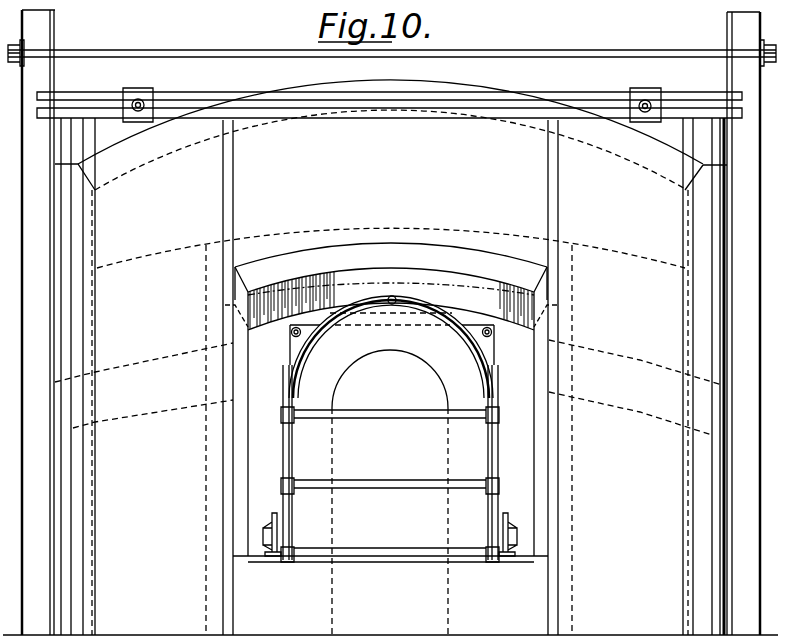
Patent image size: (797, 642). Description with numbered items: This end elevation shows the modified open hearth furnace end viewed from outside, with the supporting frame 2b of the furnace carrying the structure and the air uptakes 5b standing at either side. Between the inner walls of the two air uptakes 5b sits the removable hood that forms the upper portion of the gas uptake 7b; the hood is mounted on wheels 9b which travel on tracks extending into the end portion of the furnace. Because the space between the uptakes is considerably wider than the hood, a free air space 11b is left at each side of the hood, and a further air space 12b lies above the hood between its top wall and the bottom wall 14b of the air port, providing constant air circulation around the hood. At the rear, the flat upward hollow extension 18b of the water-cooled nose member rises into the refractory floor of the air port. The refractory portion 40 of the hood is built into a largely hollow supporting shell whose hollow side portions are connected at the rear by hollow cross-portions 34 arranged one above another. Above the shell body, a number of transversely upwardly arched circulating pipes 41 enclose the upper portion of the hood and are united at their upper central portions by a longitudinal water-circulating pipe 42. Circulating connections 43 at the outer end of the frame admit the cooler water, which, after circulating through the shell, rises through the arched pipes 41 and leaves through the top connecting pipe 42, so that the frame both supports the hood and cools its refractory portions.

The supporting frame 2b is at (568, 101).
The air uptakes 5b is at (391, 357).
The gas uptake 7b is at (390, 587).
The wheels 9b is at (512, 514).
The air space 11b is at (578, 473).
The air space 12b is at (391, 299).
The bottom wall of the air port 14b is at (391, 271).
The flat upward hollow extension 18b is at (488, 346).
The hollow cross-portions 34 is at (390, 432).
The refractory portion of the hood 40 is at (417, 348).
The arched circulating pipes 41 is at (433, 316).
The longitudinal water-circulating pipe 42 is at (393, 297).
The circulating connections 43 is at (285, 446).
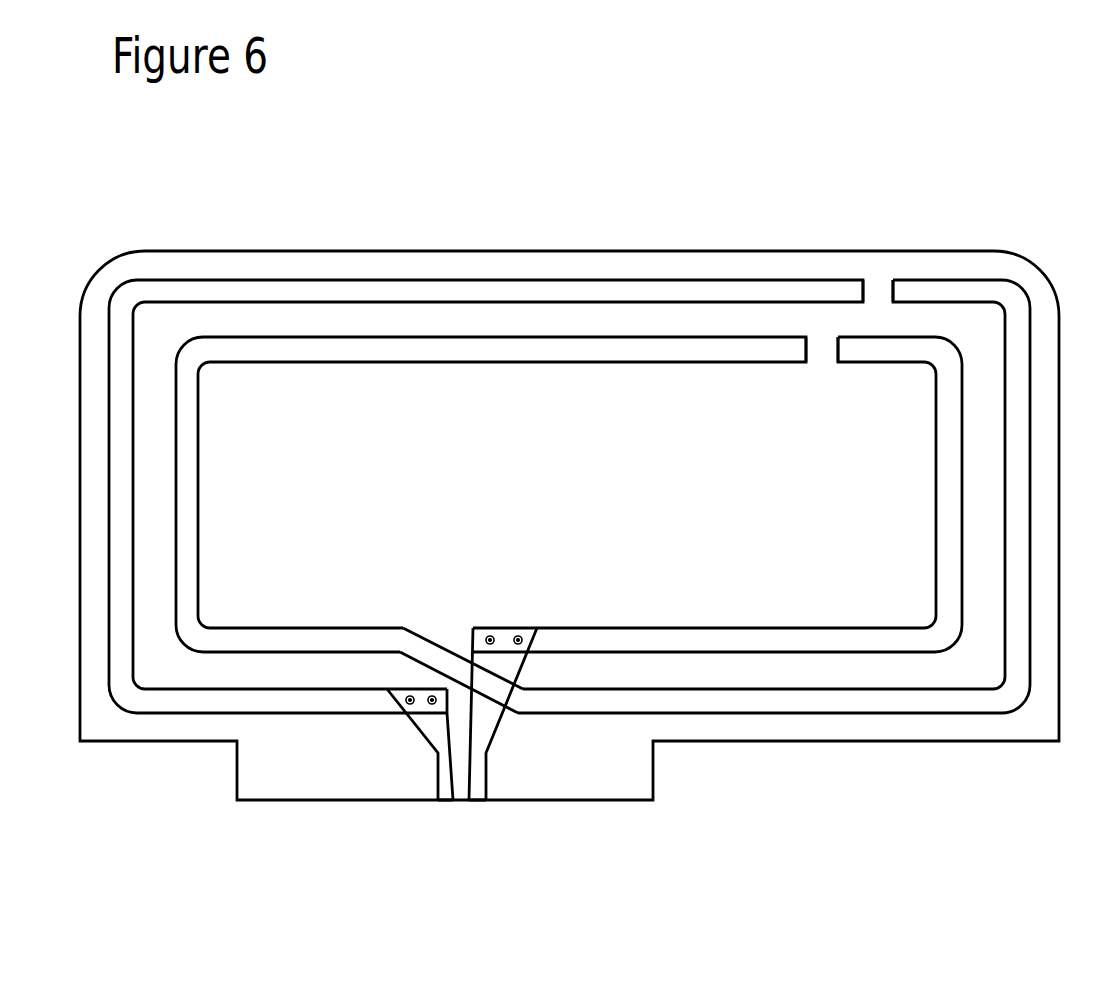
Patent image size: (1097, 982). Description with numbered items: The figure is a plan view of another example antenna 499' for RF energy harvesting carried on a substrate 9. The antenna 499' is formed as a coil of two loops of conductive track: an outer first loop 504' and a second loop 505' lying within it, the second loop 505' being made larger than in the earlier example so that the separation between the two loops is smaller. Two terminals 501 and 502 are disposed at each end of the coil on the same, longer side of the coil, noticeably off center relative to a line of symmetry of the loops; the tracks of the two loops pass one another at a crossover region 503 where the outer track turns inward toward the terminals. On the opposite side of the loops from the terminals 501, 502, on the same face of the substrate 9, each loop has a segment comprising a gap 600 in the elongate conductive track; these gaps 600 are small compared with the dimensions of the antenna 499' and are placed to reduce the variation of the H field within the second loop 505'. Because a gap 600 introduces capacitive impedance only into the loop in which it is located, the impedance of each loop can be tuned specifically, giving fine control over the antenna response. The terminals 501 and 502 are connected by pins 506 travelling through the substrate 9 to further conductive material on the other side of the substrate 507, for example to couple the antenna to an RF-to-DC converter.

The antenna 499' is at (569, 483).
The substrate 9 is at (571, 488).
The gaps 600 is at (882, 288).
The crossover section of antenna conductor 503 is at (458, 676).
The terminal 501 is at (417, 710).
The terminal 502 is at (507, 648).
The pins 506 is at (432, 695).
The first loop 504' is at (569, 556).
The second loop 505' is at (579, 584).
The other side of the substrate 507 is at (478, 790).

WHAT THE TASK ASKS
Please retype the records from their beginning up to and including the line that contains "The supporting frame 2b is at (568, 101).", keeping every word as it is and leaving the pictures out.

RESPONSE
Patent image size: (797, 642). Description with numbered items: This end elevation shows the modified open hearth furnace end viewed from outside, with the supporting frame 2b of the furnace carrying the structure and the air uptakes 5b standing at either side. Between the inner walls of the two air uptakes 5b sits the removable hood that forms the upper portion of the gas uptake 7b; the hood is mounted on wheels 9b which travel on tracks extending into the end portion of the furnace. Because the space between the uptakes is considerably wider than the hood, a free air space 11b is left at each side of the hood, and a further air space 12b lies above the hood between its top wall and the bottom wall 14b of the air port, providing constant air circulation around the hood. At the rear, the flat upward hollow extension 18b of the water-cooled nose member rises into the refractory floor of the air port. The refractory portion 40 of the hood is built into a largely hollow supporting shell whose hollow side portions are connected at the rear by hollow cross-portions 34 arranged one above another. Above the shell body, a number of transversely upwardly arched circulating pipes 41 enclose the upper portion of the hood and are united at their upper central portions by a longitudinal water-circulating pipe 42. Circulating connections 43 at the outer end of the frame admit the cooler water, which, after circulating through the shell, rises through the arched pipes 41 and leaves through the top connecting pipe 42, so that the frame both supports the hood and cools its refractory portions.

The supporting frame 2b is at (568, 101).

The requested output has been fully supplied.